>>>

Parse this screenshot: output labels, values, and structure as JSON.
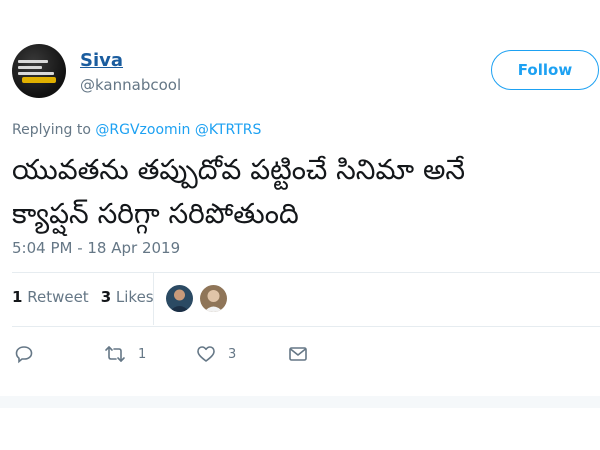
{
  "tweet": {
    "author_name": "Siva",
    "author_handle": "@kannabcool",
    "follow_label": "Follow",
    "replying_prefix": "Replying to",
    "mentions": [
      "@RGVzoomin",
      "@KTRTRS"
    ],
    "text": "యువతను తప్పుదోవ పట్టించే సినిమా అనే\nక్యాప్షన్ సరిగ్గా సరిపోతుంది",
    "timestamp": "5:04 PM - 18 Apr 2019"
  },
  "stats": {
    "retweet_count": "1",
    "retweet_label": "Retweet",
    "like_count": "3",
    "like_label": "Likes"
  },
  "actions": {
    "reply_icon": "reply-icon",
    "retweet_icon": "retweet-icon",
    "retweet_count": "1",
    "like_icon": "heart-icon",
    "like_count": "3",
    "message_icon": "envelope-icon"
  },
  "colors": {
    "link": "#1da1f2",
    "name": "#1a5c9e",
    "muted": "#657786",
    "text": "#14171a",
    "divider": "#e6ecf0"
  }
}
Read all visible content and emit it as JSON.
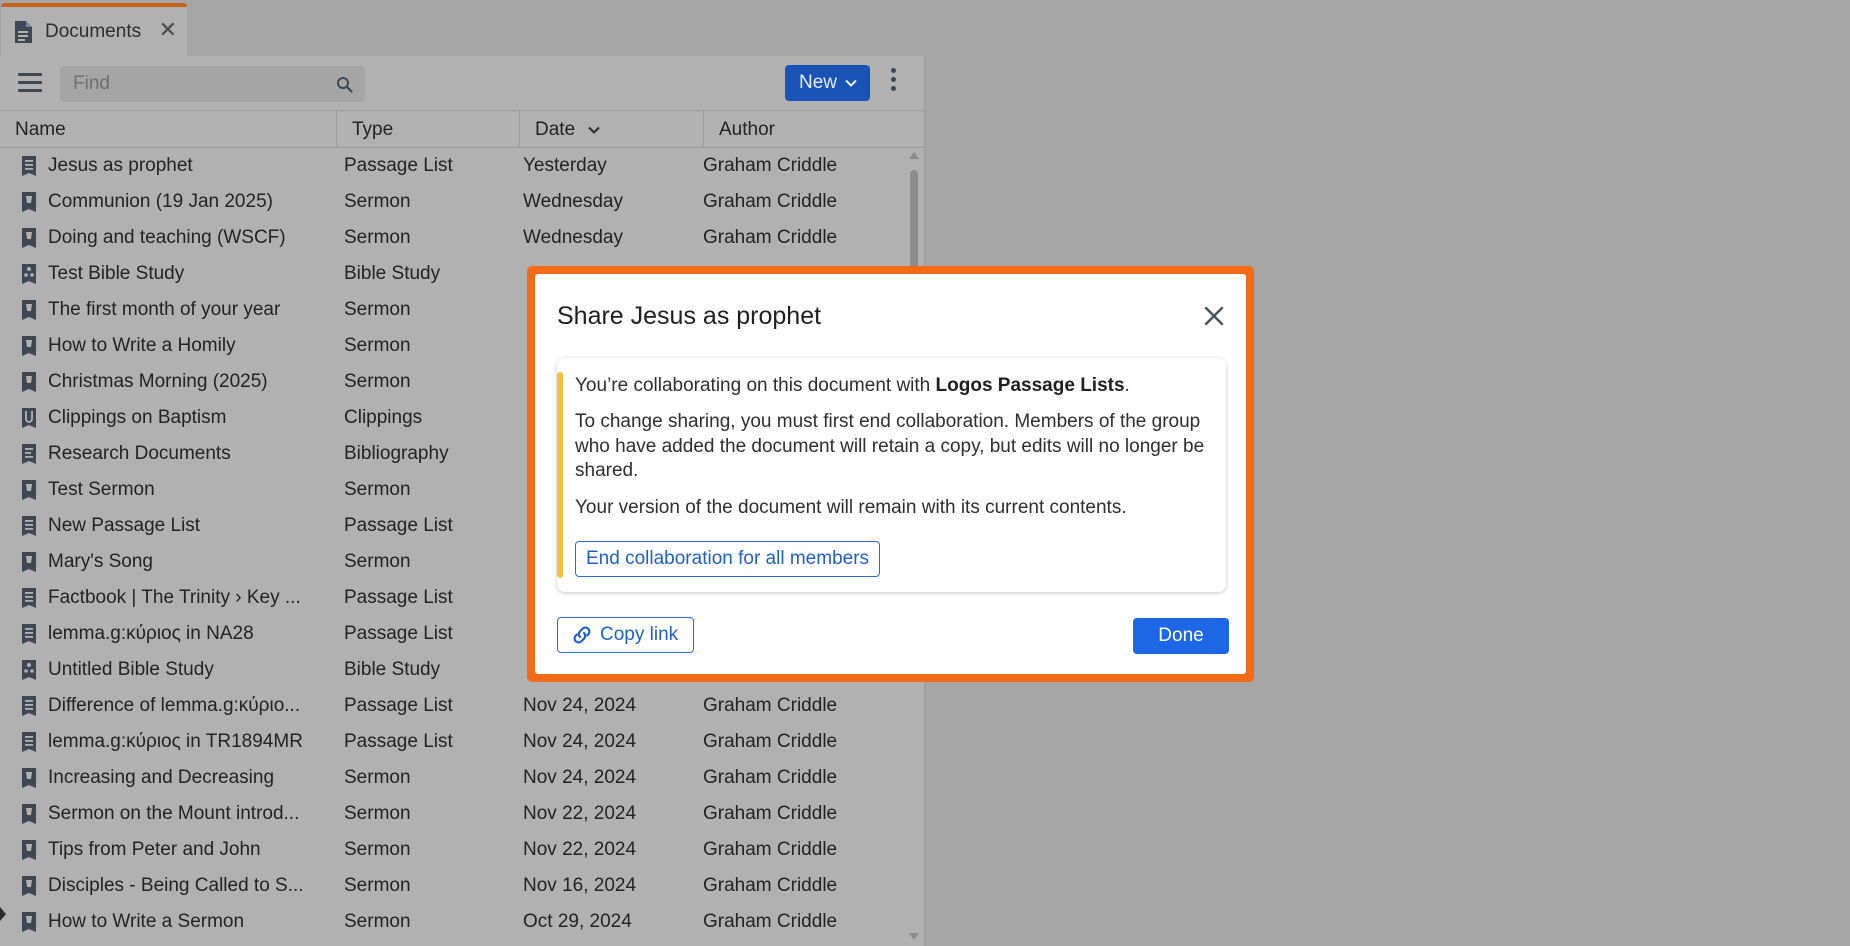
{
  "tab": {
    "label": "Documents",
    "close_glyph": "✕"
  },
  "toolbar": {
    "find_placeholder": "Find",
    "new_label": "New"
  },
  "columns": {
    "name": "Name",
    "type": "Type",
    "date": "Date",
    "author": "Author"
  },
  "rows": [
    {
      "icon": "passage-list",
      "name": "Jesus as prophet",
      "type": "Passage List",
      "date": "Yesterday",
      "author": "Graham Criddle"
    },
    {
      "icon": "sermon",
      "name": "Communion (19 Jan 2025)",
      "type": "Sermon",
      "date": "Wednesday",
      "author": "Graham Criddle"
    },
    {
      "icon": "sermon",
      "name": "Doing and teaching (WSCF)",
      "type": "Sermon",
      "date": "Wednesday",
      "author": "Graham Criddle"
    },
    {
      "icon": "bible-study",
      "name": "Test Bible Study",
      "type": "Bible Study",
      "date": "",
      "author": ""
    },
    {
      "icon": "sermon",
      "name": "The first month of your year",
      "type": "Sermon",
      "date": "",
      "author": ""
    },
    {
      "icon": "sermon",
      "name": "How to Write a Homily",
      "type": "Sermon",
      "date": "",
      "author": ""
    },
    {
      "icon": "sermon",
      "name": "Christmas Morning (2025)",
      "type": "Sermon",
      "date": "",
      "author": ""
    },
    {
      "icon": "clippings",
      "name": "Clippings on Baptism",
      "type": "Clippings",
      "date": "",
      "author": ""
    },
    {
      "icon": "bibliography",
      "name": "Research Documents",
      "type": "Bibliography",
      "date": "",
      "author": ""
    },
    {
      "icon": "sermon",
      "name": "Test Sermon",
      "type": "Sermon",
      "date": "",
      "author": ""
    },
    {
      "icon": "passage-list",
      "name": "New Passage List",
      "type": "Passage List",
      "date": "",
      "author": ""
    },
    {
      "icon": "sermon",
      "name": "Mary's Song",
      "type": "Sermon",
      "date": "",
      "author": ""
    },
    {
      "icon": "passage-list",
      "name": "Factbook | The Trinity › Key ...",
      "type": "Passage List",
      "date": "",
      "author": ""
    },
    {
      "icon": "passage-list",
      "name": "lemma.g:κύριος in NA28",
      "type": "Passage List",
      "date": "",
      "author": ""
    },
    {
      "icon": "bible-study",
      "name": "Untitled Bible Study",
      "type": "Bible Study",
      "date": "",
      "author": ""
    },
    {
      "icon": "passage-list",
      "name": "Difference of lemma.g:κύριο...",
      "type": "Passage List",
      "date": "Nov 24, 2024",
      "author": "Graham Criddle"
    },
    {
      "icon": "passage-list",
      "name": "lemma.g:κύριος in TR1894MR",
      "type": "Passage List",
      "date": "Nov 24, 2024",
      "author": "Graham Criddle"
    },
    {
      "icon": "sermon",
      "name": "Increasing and Decreasing",
      "type": "Sermon",
      "date": "Nov 24, 2024",
      "author": "Graham Criddle"
    },
    {
      "icon": "sermon",
      "name": "Sermon on the Mount introd...",
      "type": "Sermon",
      "date": "Nov 22, 2024",
      "author": "Graham Criddle"
    },
    {
      "icon": "sermon",
      "name": "Tips from Peter and John",
      "type": "Sermon",
      "date": "Nov 22, 2024",
      "author": "Graham Criddle"
    },
    {
      "icon": "sermon",
      "name": "Disciples - Being Called to S...",
      "type": "Sermon",
      "date": "Nov 16, 2024",
      "author": "Graham Criddle"
    },
    {
      "icon": "sermon",
      "name": "How to Write a Sermon",
      "type": "Sermon",
      "date": "Oct 29, 2024",
      "author": "Graham Criddle"
    }
  ],
  "dialog": {
    "title": "Share Jesus as prophet",
    "p1_prefix": "You’re collaborating on this document with ",
    "p1_group": "Logos Passage Lists",
    "p1_suffix": ".",
    "p2": "To change sharing, you must first end collaboration. Members of the group who have added the document will retain a copy, but edits will no longer be shared.",
    "p3": "Your version of the document will remain with its current contents.",
    "end_label": "End collaboration for all members",
    "copy_label": "Copy link",
    "done_label": "Done"
  },
  "colors": {
    "accent_frame": "#f36b16",
    "primary_button": "#1d67e6",
    "link_blue": "#1f5fc9",
    "notice_stripe": "#f3c33b",
    "icon_dark": "#3d4854"
  }
}
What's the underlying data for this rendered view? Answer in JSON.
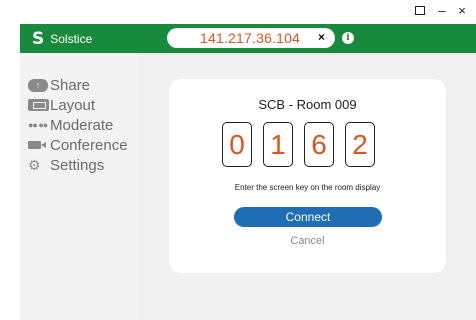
{
  "window_controls": {
    "maximize_label": "",
    "minimize_label": "–",
    "close_label": "×"
  },
  "header": {
    "logo_mark": "S",
    "app_name": "Solstice",
    "address_value": "141.217.36.104",
    "clear_label": "×",
    "info_label": "i",
    "colors": {
      "brand_green": "#178a3b",
      "accent_orange": "#e0541c"
    }
  },
  "sidebar": {
    "items": [
      {
        "label": "Share",
        "icon": "share-icon"
      },
      {
        "label": "Layout",
        "icon": "layout-icon"
      },
      {
        "label": "Moderate",
        "icon": "moderate-icon"
      },
      {
        "label": "Conference",
        "icon": "conference-icon"
      },
      {
        "label": "Settings",
        "icon": "gear-icon"
      }
    ]
  },
  "dialog": {
    "room_name": "SCB - Room 009",
    "key_digits": [
      "0",
      "1",
      "6",
      "2"
    ],
    "hint": "Enter the screen key on the room display",
    "connect_label": "Connect",
    "cancel_label": "Cancel",
    "colors": {
      "connect_button": "#1f6db5"
    }
  }
}
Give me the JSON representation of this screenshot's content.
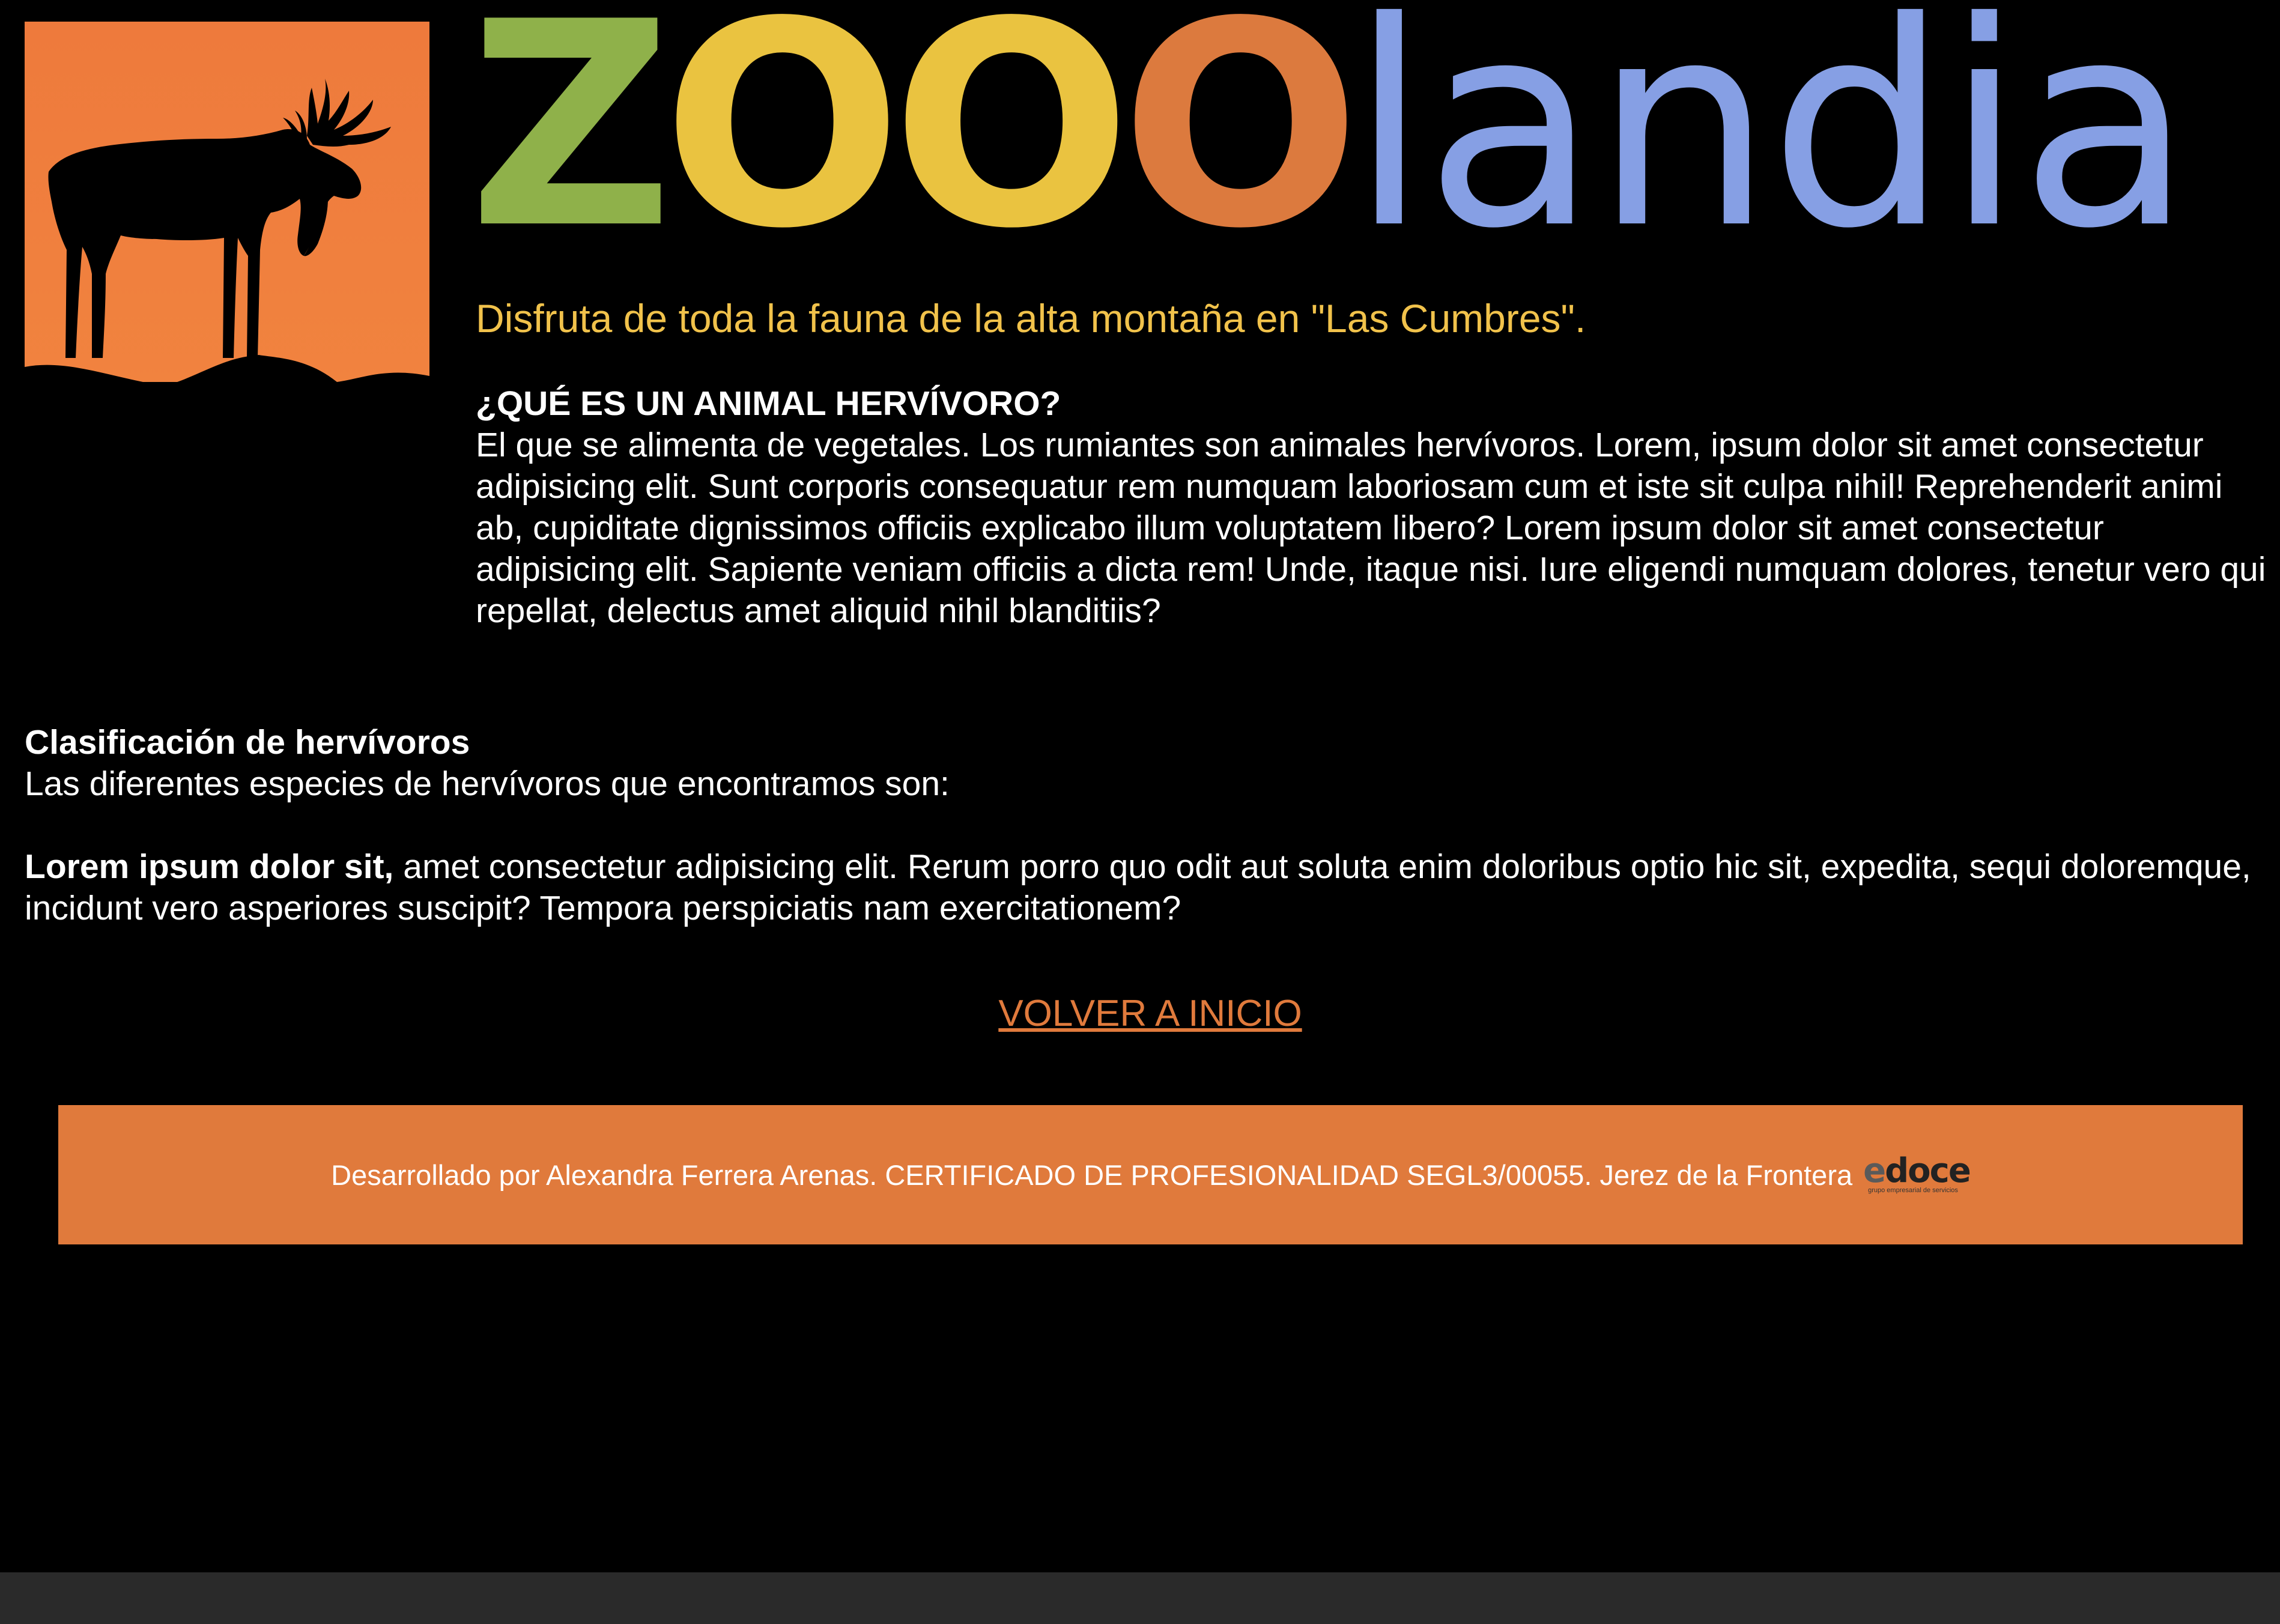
{
  "header": {
    "brand_parts": [
      "Z",
      "OO",
      "O",
      "landia"
    ],
    "tagline": "Disfruta de toda la fauna de la alta montaña en \"Las Cumbres\"."
  },
  "logo": {
    "icon": "moose-silhouette-icon",
    "background_color": "#ee7e3e"
  },
  "intro": {
    "heading": "¿QUÉ ES UN ANIMAL HERVÍVORO?",
    "body": "El que se alimenta de vegetales. Los rumiantes son animales hervívoros. Lorem, ipsum dolor sit amet consectetur adipisicing elit. Sunt corporis consequatur rem numquam laboriosam cum et iste sit culpa nihil! Reprehenderit animi ab, cupiditate dignissimos officiis explicabo illum voluptatem libero? Lorem ipsum dolor sit amet consectetur adipisicing elit. Sapiente veniam officiis a dicta rem! Unde, itaque nisi. Iure eligendi numquam dolores, tenetur vero qui repellat, delectus amet aliquid nihil blanditiis?"
  },
  "classification": {
    "heading": "Clasificación de hervívoros",
    "subtitle": "Las diferentes especies de hervívoros que encontramos son:",
    "item_bold": "Lorem ipsum dolor sit,",
    "item_text": " amet consectetur adipisicing elit. Rerum porro quo odit aut soluta enim doloribus optio hic sit, expedita, sequi doloremque, incidunt vero asperiores suscipit? Tempora perspiciatis nam exercitationem?"
  },
  "nav": {
    "back_link": "VOLVER A INICIO"
  },
  "footer": {
    "text": "Desarrollado por Alexandra Ferrera Arenas. CERTIFICADO DE PROFESIONALIDAD SEGL3/00055. Jerez de la Frontera",
    "logo_prefix": "e",
    "logo_main": "doce",
    "logo_sub": "grupo empresarial de servicios"
  },
  "colors": {
    "background": "#000000",
    "accent_orange": "#e07a3c",
    "tagline_yellow": "#f1c24b",
    "brand_green": "#8fb14a",
    "brand_yellow": "#eac340",
    "brand_orange": "#dc7a3e",
    "brand_blue": "#869fe4"
  }
}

<<<

→ **Requirements**: Your answer should be a single number: how many lines of the material contain the word "will".

→ **Result of this exercise**: 2